For each line below that contains the string "가르치는", copy that line.

- ROWS
──────────────────────────────

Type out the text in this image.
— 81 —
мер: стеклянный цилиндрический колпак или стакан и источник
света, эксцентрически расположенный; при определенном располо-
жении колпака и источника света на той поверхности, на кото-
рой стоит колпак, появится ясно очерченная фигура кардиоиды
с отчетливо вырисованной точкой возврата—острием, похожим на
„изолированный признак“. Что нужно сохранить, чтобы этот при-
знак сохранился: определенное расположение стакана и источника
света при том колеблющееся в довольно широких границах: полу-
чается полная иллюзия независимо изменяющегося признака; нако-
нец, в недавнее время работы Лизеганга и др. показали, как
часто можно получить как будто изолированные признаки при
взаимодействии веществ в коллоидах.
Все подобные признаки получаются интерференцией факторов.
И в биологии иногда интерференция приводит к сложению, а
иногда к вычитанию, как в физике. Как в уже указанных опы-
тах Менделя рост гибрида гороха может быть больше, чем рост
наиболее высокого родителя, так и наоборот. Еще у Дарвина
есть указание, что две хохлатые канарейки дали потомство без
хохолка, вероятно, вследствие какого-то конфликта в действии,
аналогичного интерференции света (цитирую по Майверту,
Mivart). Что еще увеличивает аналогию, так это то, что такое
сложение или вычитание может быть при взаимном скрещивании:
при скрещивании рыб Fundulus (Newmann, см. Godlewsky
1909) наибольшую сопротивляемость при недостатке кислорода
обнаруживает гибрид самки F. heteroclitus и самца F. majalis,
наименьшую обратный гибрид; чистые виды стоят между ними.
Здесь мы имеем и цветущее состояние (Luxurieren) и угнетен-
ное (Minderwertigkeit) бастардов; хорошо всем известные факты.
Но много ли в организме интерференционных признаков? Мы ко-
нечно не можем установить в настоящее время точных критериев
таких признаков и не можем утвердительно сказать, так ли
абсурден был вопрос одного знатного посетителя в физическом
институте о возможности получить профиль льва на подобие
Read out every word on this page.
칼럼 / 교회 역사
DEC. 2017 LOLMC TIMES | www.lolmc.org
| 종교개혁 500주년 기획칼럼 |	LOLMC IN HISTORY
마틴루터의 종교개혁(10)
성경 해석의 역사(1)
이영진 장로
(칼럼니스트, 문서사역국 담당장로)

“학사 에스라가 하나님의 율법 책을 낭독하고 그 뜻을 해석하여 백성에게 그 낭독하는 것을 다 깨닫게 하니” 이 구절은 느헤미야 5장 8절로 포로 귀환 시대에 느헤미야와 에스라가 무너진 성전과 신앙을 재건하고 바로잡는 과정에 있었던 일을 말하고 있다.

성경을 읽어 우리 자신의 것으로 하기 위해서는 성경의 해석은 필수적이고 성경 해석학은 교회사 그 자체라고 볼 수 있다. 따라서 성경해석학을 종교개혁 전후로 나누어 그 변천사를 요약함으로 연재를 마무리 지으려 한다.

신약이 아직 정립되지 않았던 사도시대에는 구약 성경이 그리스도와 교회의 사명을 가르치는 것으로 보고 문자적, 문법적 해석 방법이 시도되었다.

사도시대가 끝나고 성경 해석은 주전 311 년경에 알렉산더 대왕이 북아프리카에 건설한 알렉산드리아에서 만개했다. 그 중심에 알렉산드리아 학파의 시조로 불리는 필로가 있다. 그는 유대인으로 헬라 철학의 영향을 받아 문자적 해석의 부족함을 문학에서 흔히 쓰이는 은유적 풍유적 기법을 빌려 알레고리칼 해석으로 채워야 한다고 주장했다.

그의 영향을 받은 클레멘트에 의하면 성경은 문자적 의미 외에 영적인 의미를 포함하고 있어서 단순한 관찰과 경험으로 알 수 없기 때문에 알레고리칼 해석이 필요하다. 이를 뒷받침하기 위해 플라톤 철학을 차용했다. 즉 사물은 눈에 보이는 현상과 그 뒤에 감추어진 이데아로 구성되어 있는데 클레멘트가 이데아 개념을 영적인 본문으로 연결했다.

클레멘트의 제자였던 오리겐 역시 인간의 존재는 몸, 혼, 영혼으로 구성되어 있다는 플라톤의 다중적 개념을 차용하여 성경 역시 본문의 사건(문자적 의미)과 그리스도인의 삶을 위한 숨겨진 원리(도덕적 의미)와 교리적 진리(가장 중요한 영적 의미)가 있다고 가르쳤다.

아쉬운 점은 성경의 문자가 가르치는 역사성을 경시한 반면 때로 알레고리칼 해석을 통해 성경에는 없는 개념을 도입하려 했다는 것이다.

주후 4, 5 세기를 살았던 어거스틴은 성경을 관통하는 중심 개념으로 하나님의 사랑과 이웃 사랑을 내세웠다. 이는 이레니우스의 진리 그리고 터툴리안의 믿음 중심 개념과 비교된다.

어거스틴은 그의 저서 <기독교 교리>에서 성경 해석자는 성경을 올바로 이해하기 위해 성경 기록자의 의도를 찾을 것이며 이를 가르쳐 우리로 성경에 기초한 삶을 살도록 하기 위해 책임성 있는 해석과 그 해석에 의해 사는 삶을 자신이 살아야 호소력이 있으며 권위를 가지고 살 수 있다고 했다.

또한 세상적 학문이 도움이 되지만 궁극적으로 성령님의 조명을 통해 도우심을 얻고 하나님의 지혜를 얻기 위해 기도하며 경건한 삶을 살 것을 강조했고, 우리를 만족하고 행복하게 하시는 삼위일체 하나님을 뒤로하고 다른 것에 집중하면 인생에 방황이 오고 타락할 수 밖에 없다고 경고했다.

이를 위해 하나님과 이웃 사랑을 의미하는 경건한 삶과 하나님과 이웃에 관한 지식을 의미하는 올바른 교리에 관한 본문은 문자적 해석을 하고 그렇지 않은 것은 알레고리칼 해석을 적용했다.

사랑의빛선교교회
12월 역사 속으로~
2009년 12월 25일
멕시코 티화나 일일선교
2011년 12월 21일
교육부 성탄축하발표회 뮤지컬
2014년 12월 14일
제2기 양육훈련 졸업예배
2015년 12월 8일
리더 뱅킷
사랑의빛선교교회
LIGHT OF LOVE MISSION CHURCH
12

──────────────────────────────

- RESULT FOR THIS TASK
신약이 아직 정립되지 않았던 사도시대에는 구약 성경이 그리스도와 교회의 사명을 가르치는 것으로 보고 문자적, 문법적 해석 방법이 시도되었다.
아쉬운 점은 성경의 문자가 가르치는 역사성을 경시한 반면 때로 알레고리칼 해석을 통해 성경에는 없는 개념을 도입하려 했다는 것이다.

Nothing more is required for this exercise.